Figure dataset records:
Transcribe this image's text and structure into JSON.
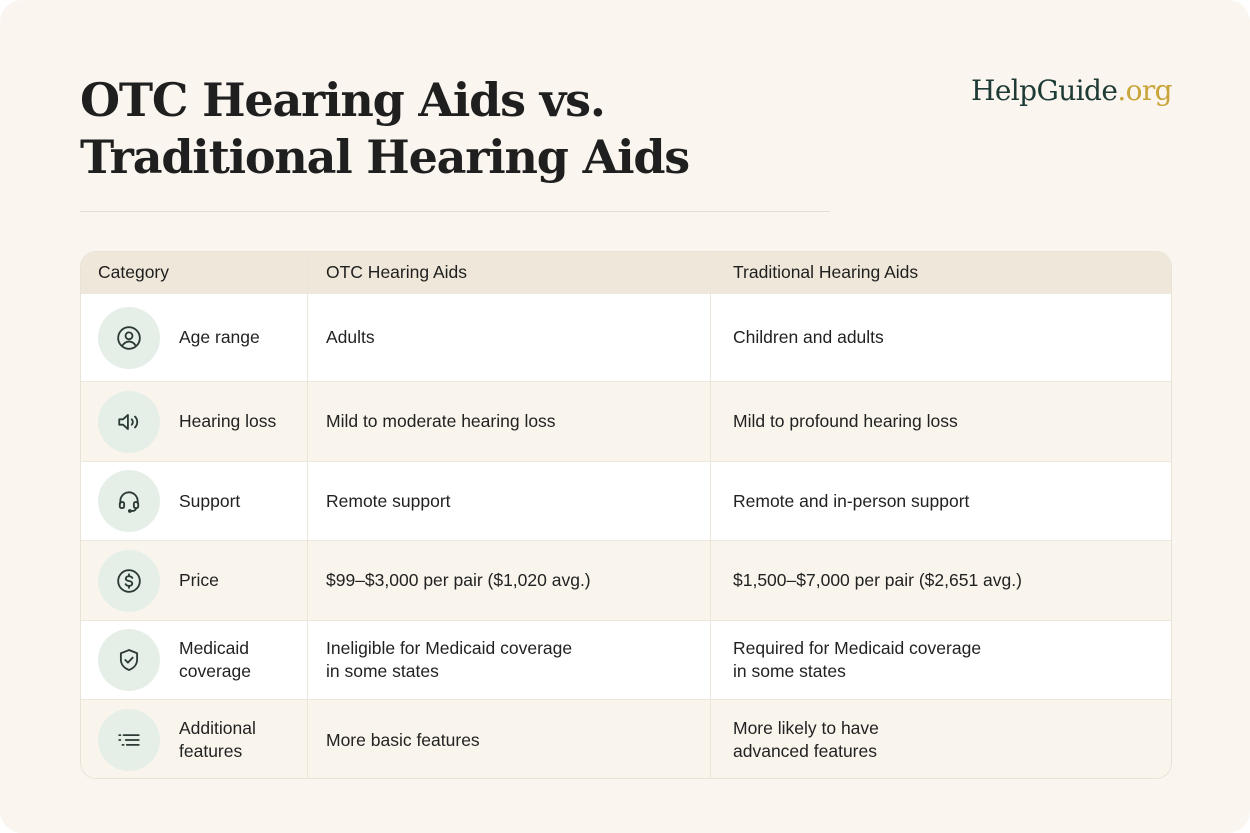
{
  "header": {
    "title_line1": "OTC Hearing Aids vs.",
    "title_line2": "Traditional Hearing Aids",
    "logo_main": "HelpGuide",
    "logo_tld": ".org"
  },
  "colors": {
    "background": "#faf6ef",
    "header_row": "#efe8da",
    "icon_circle": "#e5efe8",
    "icon_stroke": "#2b3a35",
    "logo_main": "#1d3a34",
    "logo_tld": "#c9a43a"
  },
  "table": {
    "columns": [
      "Category",
      "OTC Hearing Aids",
      "Traditional Hearing Aids"
    ],
    "rows": [
      {
        "icon": "person-circle-icon",
        "category": "Age range",
        "otc": "Adults",
        "traditional": "Children and adults"
      },
      {
        "icon": "speaker-icon",
        "category": "Hearing loss",
        "otc": "Mild to moderate hearing loss",
        "traditional": "Mild to profound hearing loss"
      },
      {
        "icon": "headset-icon",
        "category": "Support",
        "otc": "Remote support",
        "traditional": "Remote and in-person support"
      },
      {
        "icon": "dollar-circle-icon",
        "category": "Price",
        "otc": "$99–$3,000 per pair ($1,020 avg.)",
        "traditional": "$1,500–$7,000 per pair ($2,651 avg.)"
      },
      {
        "icon": "shield-check-icon",
        "category": "Medicaid\ncoverage",
        "otc": "Ineligible for Medicaid coverage\nin some states",
        "traditional": "Required for Medicaid coverage\nin some states"
      },
      {
        "icon": "list-icon",
        "category": "Additional\nfeatures",
        "otc": "More basic features",
        "traditional": "More likely to have\nadvanced features"
      }
    ]
  }
}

### Work to do
Pictures are excluded; copy all other data exactly as shown.

### Output for this exercise
Transcribe this image's text and structure into JSON.
{
  "header": {
    "title_line1": "OTC Hearing Aids vs.",
    "title_line2": "Traditional Hearing Aids",
    "logo_main": "HelpGuide",
    "logo_tld": ".org"
  },
  "colors": {
    "background": "#faf6ef",
    "header_row": "#efe8da",
    "icon_circle": "#e5efe8",
    "icon_stroke": "#2b3a35",
    "logo_main": "#1d3a34",
    "logo_tld": "#c9a43a"
  },
  "table": {
    "columns": [
      "Category",
      "OTC Hearing Aids",
      "Traditional Hearing Aids"
    ],
    "rows": [
      {
        "icon": "person-circle-icon",
        "category": "Age range",
        "otc": "Adults",
        "traditional": "Children and adults"
      },
      {
        "icon": "speaker-icon",
        "category": "Hearing loss",
        "otc": "Mild to moderate hearing loss",
        "traditional": "Mild to profound hearing loss"
      },
      {
        "icon": "headset-icon",
        "category": "Support",
        "otc": "Remote support",
        "traditional": "Remote and in-person support"
      },
      {
        "icon": "dollar-circle-icon",
        "category": "Price",
        "otc": "$99–$3,000 per pair ($1,020 avg.)",
        "traditional": "$1,500–$7,000 per pair ($2,651 avg.)"
      },
      {
        "icon": "shield-check-icon",
        "category": "Medicaid\ncoverage",
        "otc": "Ineligible for Medicaid coverage\nin some states",
        "traditional": "Required for Medicaid coverage\nin some states"
      },
      {
        "icon": "list-icon",
        "category": "Additional\nfeatures",
        "otc": "More basic features",
        "traditional": "More likely to have\nadvanced features"
      }
    ]
  }
}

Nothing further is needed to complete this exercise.